Recorded data>
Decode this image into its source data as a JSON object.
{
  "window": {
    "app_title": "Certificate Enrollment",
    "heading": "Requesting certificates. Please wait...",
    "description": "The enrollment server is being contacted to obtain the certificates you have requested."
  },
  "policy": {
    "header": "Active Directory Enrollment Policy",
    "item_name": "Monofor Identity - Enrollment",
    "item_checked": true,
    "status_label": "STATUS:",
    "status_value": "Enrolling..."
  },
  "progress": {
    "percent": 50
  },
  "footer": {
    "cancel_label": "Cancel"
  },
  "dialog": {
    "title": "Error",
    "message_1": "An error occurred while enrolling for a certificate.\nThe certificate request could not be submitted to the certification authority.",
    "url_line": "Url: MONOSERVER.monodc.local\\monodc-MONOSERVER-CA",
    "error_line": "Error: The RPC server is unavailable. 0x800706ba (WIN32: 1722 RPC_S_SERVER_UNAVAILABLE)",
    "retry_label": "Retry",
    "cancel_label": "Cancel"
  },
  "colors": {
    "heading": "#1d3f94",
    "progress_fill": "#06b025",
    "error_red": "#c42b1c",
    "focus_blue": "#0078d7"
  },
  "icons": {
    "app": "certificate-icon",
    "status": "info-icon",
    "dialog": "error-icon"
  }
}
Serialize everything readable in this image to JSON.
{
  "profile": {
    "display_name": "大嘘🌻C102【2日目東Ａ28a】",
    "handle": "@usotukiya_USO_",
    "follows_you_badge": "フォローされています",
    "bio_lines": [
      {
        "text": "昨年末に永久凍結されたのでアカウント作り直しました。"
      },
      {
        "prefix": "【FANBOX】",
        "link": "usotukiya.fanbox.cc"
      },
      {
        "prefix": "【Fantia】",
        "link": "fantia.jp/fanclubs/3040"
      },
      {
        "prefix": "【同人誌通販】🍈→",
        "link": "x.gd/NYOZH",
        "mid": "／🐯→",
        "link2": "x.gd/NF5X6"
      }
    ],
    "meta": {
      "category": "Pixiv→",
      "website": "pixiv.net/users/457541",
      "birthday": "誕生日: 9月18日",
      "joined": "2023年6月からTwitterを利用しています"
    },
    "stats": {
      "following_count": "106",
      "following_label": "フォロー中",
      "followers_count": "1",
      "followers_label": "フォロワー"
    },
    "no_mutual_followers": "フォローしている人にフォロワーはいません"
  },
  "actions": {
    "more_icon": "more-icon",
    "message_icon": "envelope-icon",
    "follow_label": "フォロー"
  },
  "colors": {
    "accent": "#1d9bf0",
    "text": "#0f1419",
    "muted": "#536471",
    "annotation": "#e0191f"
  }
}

Request> Output all of the material exactly as written.

Finished task>
Decode this image into its source data as a JSON object.
{
  "window": {
    "app_title": "Certificate Enrollment",
    "heading": "Requesting certificates. Please wait...",
    "description": "The enrollment server is being contacted to obtain the certificates you have requested."
  },
  "policy": {
    "header": "Active Directory Enrollment Policy",
    "item_name": "Monofor Identity - Enrollment",
    "item_checked": true,
    "status_label": "STATUS:",
    "status_value": "Enrolling..."
  },
  "progress": {
    "percent": 50
  },
  "footer": {
    "cancel_label": "Cancel"
  },
  "dialog": {
    "title": "Error",
    "message_1": "An error occurred while enrolling for a certificate.\nThe certificate request could not be submitted to the certification authority.",
    "url_line": "Url: MONOSERVER.monodc.local\\monodc-MONOSERVER-CA",
    "error_line": "Error: The RPC server is unavailable. 0x800706ba (WIN32: 1722 RPC_S_SERVER_UNAVAILABLE)",
    "retry_label": "Retry",
    "cancel_label": "Cancel"
  },
  "colors": {
    "heading": "#1d3f94",
    "progress_fill": "#06b025",
    "error_red": "#c42b1c",
    "focus_blue": "#0078d7"
  },
  "icons": {
    "app": "certificate-icon",
    "status": "info-icon",
    "dialog": "error-icon"
  }
}
Serialize everything readable in this image to JSON.
{
  "profile": {
    "display_name": "大嘘🌻C102【2日目東Ａ28a】",
    "handle": "@usotukiya_USO_",
    "follows_you_badge": "フォローされています",
    "bio_lines": [
      {
        "text": "昨年末に永久凍結されたのでアカウント作り直しました。"
      },
      {
        "prefix": "【FANBOX】",
        "link": "usotukiya.fanbox.cc"
      },
      {
        "prefix": "【Fantia】",
        "link": "fantia.jp/fanclubs/3040"
      },
      {
        "prefix": "【同人誌通販】🍈→",
        "link": "x.gd/NYOZH",
        "mid": "／🐯→",
        "link2": "x.gd/NF5X6"
      }
    ],
    "meta": {
      "category": "Pixiv→",
      "website": "pixiv.net/users/457541",
      "birthday": "誕生日: 9月18日",
      "joined": "2023年6月からTwitterを利用しています"
    },
    "stats": {
      "following_count": "106",
      "following_label": "フォロー中",
      "followers_count": "1",
      "followers_label": "フォロワー"
    },
    "no_mutual_followers": "フォローしている人にフォロワーはいません"
  },
  "actions": {
    "more_icon": "more-icon",
    "message_icon": "envelope-icon",
    "follow_label": "フォロー"
  },
  "colors": {
    "accent": "#1d9bf0",
    "text": "#0f1419",
    "muted": "#536471",
    "annotation": "#e0191f"
  }
}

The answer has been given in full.